:: RECORDS PROVIDED ::
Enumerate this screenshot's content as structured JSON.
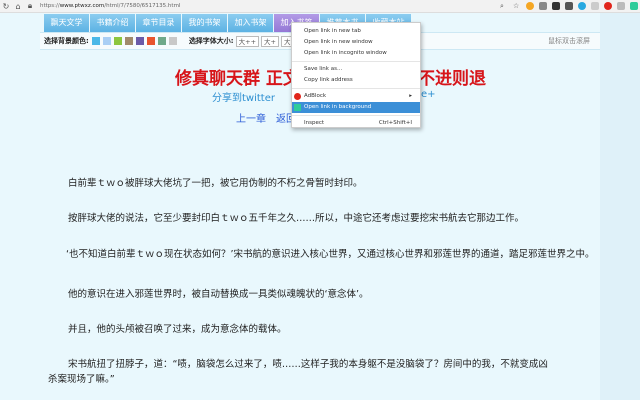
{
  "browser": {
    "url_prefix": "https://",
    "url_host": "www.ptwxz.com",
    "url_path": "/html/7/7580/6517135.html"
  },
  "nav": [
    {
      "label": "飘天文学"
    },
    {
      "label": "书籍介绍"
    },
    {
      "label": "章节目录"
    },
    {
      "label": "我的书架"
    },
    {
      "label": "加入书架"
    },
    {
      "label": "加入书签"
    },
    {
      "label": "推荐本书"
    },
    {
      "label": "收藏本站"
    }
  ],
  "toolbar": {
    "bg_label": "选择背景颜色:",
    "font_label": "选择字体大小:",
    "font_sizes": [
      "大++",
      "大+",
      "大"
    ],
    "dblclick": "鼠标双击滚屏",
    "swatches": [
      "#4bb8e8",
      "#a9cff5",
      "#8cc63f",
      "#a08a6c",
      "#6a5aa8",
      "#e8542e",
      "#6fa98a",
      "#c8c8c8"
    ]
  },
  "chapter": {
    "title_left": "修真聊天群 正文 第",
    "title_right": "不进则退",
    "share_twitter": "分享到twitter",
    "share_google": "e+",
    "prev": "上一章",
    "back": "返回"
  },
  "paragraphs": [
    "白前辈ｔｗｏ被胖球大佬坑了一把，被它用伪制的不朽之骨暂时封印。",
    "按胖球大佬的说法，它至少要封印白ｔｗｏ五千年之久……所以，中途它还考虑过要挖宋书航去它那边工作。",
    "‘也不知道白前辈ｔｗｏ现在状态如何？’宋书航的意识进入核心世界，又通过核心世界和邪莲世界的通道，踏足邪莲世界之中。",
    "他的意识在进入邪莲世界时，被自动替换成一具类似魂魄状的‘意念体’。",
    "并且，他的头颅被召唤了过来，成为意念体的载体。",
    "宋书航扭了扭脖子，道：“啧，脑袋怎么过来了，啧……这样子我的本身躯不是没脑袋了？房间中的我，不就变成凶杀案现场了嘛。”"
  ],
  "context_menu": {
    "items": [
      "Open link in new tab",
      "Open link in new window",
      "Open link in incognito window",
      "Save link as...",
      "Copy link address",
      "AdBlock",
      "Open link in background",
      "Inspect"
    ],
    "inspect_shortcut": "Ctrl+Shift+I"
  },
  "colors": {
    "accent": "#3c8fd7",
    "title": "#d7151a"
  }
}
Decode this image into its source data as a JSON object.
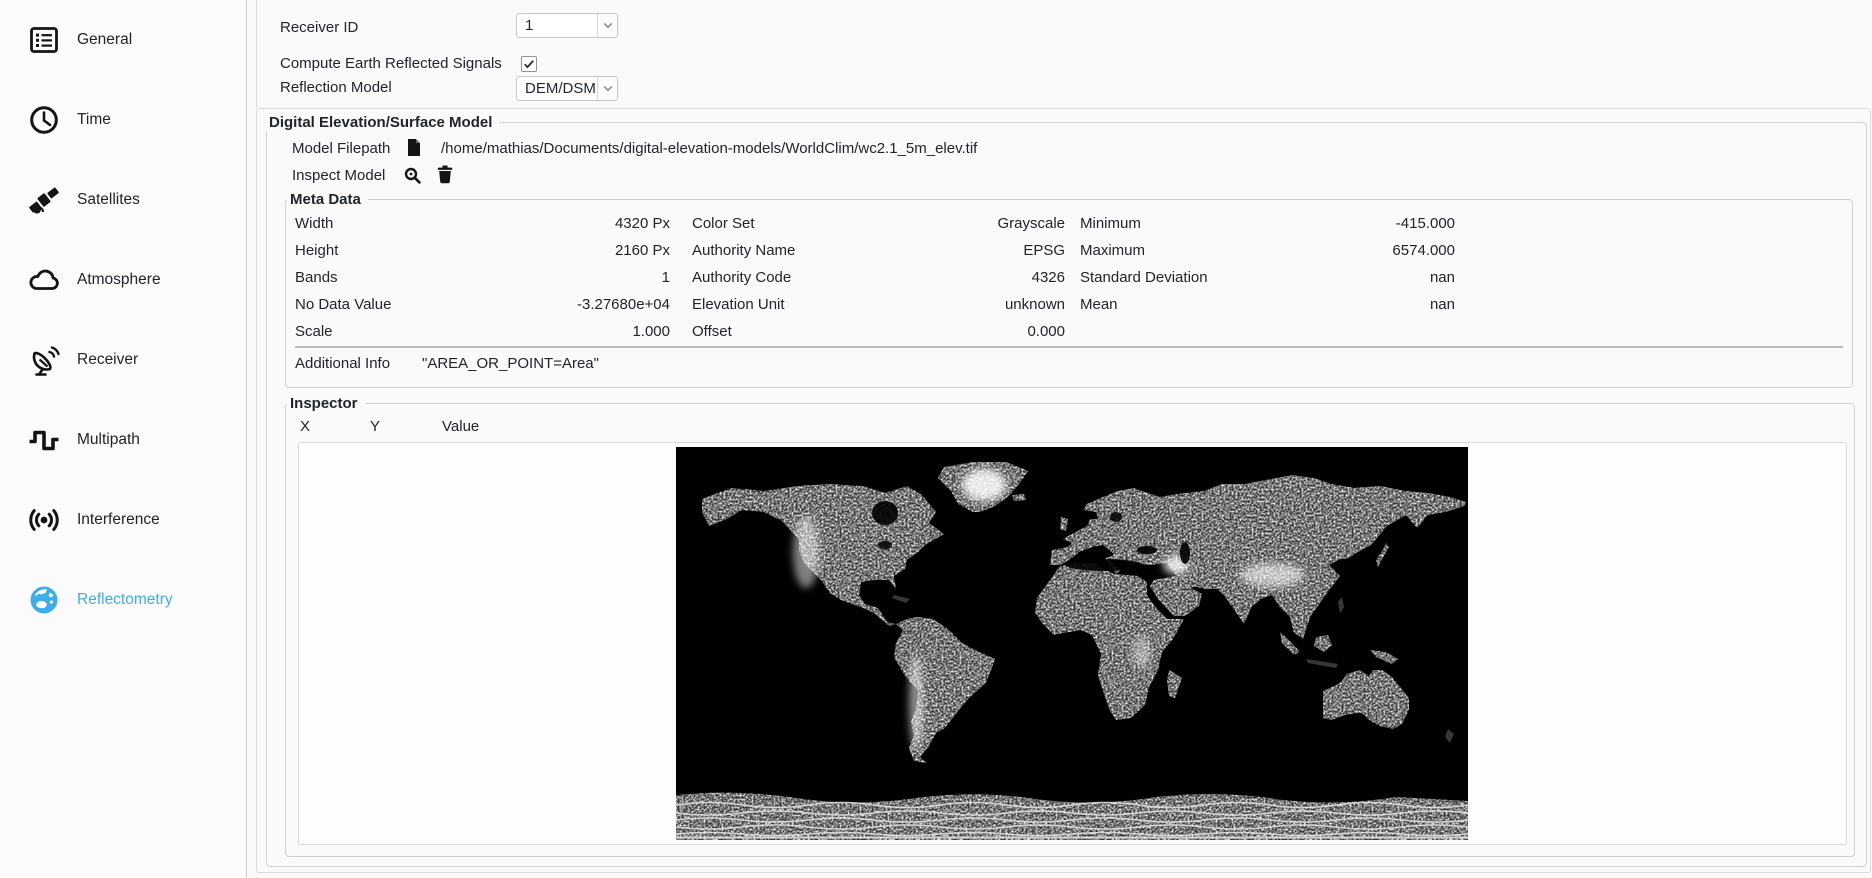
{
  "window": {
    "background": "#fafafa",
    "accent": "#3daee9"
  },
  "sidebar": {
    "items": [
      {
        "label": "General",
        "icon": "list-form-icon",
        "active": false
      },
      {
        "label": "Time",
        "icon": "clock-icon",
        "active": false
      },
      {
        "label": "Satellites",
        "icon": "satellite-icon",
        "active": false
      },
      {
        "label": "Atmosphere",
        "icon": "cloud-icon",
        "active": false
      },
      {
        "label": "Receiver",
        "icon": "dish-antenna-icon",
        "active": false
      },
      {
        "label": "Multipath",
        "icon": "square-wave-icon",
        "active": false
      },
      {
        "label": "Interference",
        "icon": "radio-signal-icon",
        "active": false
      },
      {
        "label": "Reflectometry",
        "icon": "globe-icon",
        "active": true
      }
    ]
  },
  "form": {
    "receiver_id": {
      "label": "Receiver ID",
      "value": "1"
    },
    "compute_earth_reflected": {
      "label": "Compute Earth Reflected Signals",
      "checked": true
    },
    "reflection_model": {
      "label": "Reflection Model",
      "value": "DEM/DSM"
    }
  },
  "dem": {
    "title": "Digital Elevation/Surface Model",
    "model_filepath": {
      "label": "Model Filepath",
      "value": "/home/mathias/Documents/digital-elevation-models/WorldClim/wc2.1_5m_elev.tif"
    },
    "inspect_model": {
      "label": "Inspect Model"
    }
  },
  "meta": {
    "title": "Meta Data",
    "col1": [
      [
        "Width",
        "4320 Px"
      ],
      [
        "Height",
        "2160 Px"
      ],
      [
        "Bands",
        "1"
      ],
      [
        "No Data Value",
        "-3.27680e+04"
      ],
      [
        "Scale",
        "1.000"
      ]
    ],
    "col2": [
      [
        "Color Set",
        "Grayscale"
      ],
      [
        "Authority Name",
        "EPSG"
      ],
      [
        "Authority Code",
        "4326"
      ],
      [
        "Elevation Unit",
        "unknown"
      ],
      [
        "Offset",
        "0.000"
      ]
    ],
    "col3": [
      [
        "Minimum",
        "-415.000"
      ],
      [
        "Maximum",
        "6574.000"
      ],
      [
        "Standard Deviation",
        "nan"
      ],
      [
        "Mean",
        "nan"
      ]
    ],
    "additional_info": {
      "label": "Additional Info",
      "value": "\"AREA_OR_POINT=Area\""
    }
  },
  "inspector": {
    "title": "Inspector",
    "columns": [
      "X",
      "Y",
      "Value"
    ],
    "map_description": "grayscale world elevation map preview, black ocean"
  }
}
:::
:: RECORDS PROVIDED ::
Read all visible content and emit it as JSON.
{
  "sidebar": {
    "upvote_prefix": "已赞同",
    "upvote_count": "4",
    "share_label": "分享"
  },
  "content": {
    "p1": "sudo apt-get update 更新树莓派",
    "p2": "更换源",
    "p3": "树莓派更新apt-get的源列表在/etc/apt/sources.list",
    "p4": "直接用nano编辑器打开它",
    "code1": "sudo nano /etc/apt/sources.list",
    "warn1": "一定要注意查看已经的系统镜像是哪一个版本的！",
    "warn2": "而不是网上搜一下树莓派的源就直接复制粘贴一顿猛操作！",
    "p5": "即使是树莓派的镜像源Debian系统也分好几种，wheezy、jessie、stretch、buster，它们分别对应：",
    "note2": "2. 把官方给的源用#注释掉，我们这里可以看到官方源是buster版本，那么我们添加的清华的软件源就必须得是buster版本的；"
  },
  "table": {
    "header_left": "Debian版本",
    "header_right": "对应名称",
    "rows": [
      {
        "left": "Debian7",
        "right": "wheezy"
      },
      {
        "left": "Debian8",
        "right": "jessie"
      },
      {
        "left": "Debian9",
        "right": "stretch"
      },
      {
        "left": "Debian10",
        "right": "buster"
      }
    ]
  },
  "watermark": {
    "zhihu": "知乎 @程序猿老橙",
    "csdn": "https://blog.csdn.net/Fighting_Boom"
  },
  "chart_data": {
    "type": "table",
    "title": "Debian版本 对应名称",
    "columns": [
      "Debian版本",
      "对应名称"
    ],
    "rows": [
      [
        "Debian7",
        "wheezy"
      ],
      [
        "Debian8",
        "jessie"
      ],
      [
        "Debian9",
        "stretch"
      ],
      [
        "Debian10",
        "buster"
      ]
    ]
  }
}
:::
INSTRUCTIONS TO FOLLOW. What is the number of lines in the listing that include the word "https"? Give that number and nothing else.

THE RESPONSE. 2